→ **STATED TASK**: Print, exactly and completely, every entry in the data.

→ **INPUT RECORDS**:
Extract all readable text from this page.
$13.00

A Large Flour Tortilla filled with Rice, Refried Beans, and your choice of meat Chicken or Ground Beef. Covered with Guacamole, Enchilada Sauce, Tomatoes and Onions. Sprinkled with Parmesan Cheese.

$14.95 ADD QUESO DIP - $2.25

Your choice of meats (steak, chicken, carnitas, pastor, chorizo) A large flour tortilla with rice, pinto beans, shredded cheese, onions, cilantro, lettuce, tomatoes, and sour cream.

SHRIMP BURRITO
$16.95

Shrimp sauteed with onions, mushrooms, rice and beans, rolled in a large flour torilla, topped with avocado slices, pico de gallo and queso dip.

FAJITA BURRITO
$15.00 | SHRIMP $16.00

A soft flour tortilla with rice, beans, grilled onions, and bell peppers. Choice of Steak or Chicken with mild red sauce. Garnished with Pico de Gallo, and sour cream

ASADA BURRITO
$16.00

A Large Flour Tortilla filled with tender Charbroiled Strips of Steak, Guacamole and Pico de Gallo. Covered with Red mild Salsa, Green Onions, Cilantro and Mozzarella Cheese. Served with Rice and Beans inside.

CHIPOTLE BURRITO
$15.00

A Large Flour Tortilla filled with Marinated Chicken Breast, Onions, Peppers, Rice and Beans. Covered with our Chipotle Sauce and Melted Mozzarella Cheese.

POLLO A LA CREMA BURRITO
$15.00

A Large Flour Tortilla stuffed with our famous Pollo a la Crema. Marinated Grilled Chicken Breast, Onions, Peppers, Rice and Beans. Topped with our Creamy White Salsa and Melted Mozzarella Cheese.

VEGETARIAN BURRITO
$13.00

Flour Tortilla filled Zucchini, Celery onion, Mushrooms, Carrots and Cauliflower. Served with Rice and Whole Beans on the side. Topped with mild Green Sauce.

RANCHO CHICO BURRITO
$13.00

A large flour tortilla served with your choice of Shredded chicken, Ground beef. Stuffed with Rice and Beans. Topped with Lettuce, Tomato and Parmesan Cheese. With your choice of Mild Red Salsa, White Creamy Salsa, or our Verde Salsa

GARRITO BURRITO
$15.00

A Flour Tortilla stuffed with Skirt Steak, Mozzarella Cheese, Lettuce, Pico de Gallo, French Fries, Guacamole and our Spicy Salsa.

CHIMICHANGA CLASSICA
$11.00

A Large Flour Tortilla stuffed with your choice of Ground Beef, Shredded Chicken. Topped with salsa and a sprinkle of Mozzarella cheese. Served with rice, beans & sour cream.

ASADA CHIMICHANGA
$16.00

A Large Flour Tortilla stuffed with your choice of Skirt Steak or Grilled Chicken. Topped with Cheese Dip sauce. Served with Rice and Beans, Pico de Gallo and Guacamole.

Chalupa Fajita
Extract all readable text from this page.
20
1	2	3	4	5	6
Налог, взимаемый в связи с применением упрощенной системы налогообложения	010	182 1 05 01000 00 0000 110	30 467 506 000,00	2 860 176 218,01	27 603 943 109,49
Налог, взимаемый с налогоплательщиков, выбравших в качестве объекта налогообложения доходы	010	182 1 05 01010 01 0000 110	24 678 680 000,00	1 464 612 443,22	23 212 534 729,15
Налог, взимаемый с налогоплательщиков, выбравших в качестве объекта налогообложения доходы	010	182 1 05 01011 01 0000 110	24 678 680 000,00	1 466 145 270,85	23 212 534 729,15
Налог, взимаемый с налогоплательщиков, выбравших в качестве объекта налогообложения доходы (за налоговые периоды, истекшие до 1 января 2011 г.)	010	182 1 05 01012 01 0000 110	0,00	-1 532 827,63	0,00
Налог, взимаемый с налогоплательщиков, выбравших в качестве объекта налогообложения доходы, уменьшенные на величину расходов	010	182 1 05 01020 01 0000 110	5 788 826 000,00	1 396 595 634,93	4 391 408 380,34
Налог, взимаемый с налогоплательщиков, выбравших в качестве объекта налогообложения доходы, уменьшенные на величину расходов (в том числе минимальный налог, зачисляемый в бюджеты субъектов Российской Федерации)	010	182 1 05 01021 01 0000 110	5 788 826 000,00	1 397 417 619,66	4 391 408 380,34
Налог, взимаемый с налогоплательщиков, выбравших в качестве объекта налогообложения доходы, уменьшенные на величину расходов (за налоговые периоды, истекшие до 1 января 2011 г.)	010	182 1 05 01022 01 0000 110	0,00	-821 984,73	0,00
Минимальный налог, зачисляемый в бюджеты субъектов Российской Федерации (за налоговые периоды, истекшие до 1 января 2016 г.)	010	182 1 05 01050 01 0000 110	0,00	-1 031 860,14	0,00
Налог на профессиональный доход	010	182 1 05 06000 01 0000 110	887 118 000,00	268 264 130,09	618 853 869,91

→ **RESPONSE TO THE EXERCISE**:
Extract all readable text from this page.
$13.00

A Large Flour Tortilla filled with Rice, Refried Beans, and your choice of meat Chicken or Ground Beef. Covered with Guacamole, Enchilada Sauce, Tomatoes and Onions. Sprinkled with Parmesan Cheese.

$14.95 ADD QUESO DIP - $2.25

Your choice of meats (steak, chicken, carnitas, pastor, chorizo) A large flour tortilla with rice, pinto beans, shredded cheese, onions, cilantro, lettuce, tomatoes, and sour cream.

SHRIMP BURRITO
$16.95

Shrimp sauteed with onions, mushrooms, rice and beans, rolled in a large flour torilla, topped with avocado slices, pico de gallo and queso dip.

FAJITA BURRITO
$15.00 | SHRIMP $16.00

A soft flour tortilla with rice, beans, grilled onions, and bell peppers. Choice of Steak or Chicken with mild red sauce. Garnished with Pico de Gallo, and sour cream

ASADA BURRITO
$16.00

A Large Flour Tortilla filled with tender Charbroiled Strips of Steak, Guacamole and Pico de Gallo. Covered with Red mild Salsa, Green Onions, Cilantro and Mozzarella Cheese. Served with Rice and Beans inside.

CHIPOTLE BURRITO
$15.00

A Large Flour Tortilla filled with Marinated Chicken Breast, Onions, Peppers, Rice and Beans. Covered with our Chipotle Sauce and Melted Mozzarella Cheese.

POLLO A LA CREMA BURRITO
$15.00

A Large Flour Tortilla stuffed with our famous Pollo a la Crema. Marinated Grilled Chicken Breast, Onions, Peppers, Rice and Beans. Topped with our Creamy White Salsa and Melted Mozzarella Cheese.

VEGETARIAN BURRITO
$13.00

Flour Tortilla filled Zucchini, Celery onion, Mushrooms, Carrots and Cauliflower. Served with Rice and Whole Beans on the side. Topped with mild Green Sauce.

RANCHO CHICO BURRITO
$13.00

A large flour tortilla served with your choice of Shredded chicken, Ground beef. Stuffed with Rice and Beans. Topped with Lettuce, Tomato and Parmesan Cheese. With your choice of Mild Red Salsa, White Creamy Salsa, or our Verde Salsa

GARRITO BURRITO
$15.00

A Flour Tortilla stuffed with Skirt Steak, Mozzarella Cheese, Lettuce, Pico de Gallo, French Fries, Guacamole and our Spicy Salsa.

CHIMICHANGA CLASSICA
$11.00

A Large Flour Tortilla stuffed with your choice of Ground Beef, Shredded Chicken. Topped with salsa and a sprinkle of Mozzarella cheese. Served with rice, beans & sour cream.

ASADA CHIMICHANGA
$16.00

A Large Flour Tortilla stuffed with your choice of Skirt Steak or Grilled Chicken. Topped with Cheese Dip sauce. Served with Rice and Beans, Pico de Gallo and Guacamole.

Chalupa Fajita
Extract all readable text from this page.
20
1	2	3	4	5	6
Налог, взимаемый в связи с применением упрощенной системы налогообложения	010	182 1 05 01000 00 0000 110	30 467 506 000,00	2 860 176 218,01	27 603 943 109,49
Налог, взимаемый с налогоплательщиков, выбравших в качестве объекта налогообложения доходы	010	182 1 05 01010 01 0000 110	24 678 680 000,00	1 464 612 443,22	23 212 534 729,15
Налог, взимаемый с налогоплательщиков, выбравших в качестве объекта налогообложения доходы	010	182 1 05 01011 01 0000 110	24 678 680 000,00	1 466 145 270,85	23 212 534 729,15
Налог, взимаемый с налогоплательщиков, выбравших в качестве объекта налогообложения доходы (за налоговые периоды, истекшие до 1 января 2011 г.)	010	182 1 05 01012 01 0000 110	0,00	-1 532 827,63	0,00
Налог, взимаемый с налогоплательщиков, выбравших в качестве объекта налогообложения доходы, уменьшенные на величину расходов	010	182 1 05 01020 01 0000 110	5 788 826 000,00	1 396 595 634,93	4 391 408 380,34
Налог, взимаемый с налогоплательщиков, выбравших в качестве объекта налогообложения доходы, уменьшенные на величину расходов (в том числе минимальный налог, зачисляемый в бюджеты субъектов Российской Федерации)	010	182 1 05 01021 01 0000 110	5 788 826 000,00	1 397 417 619,66	4 391 408 380,34
Налог, взимаемый с налогоплательщиков, выбравших в качестве объекта налогообложения доходы, уменьшенные на величину расходов (за налоговые периоды, истекшие до 1 января 2011 г.)	010	182 1 05 01022 01 0000 110	0,00	-821 984,73	0,00
Минимальный налог, зачисляемый в бюджеты субъектов Российской Федерации (за налоговые периоды, истекшие до 1 января 2016 г.)	010	182 1 05 01050 01 0000 110	0,00	-1 031 860,14	0,00
Налог на профессиональный доход	010	182 1 05 06000 01 0000 110	887 118 000,00	268 264 130,09	618 853 869,91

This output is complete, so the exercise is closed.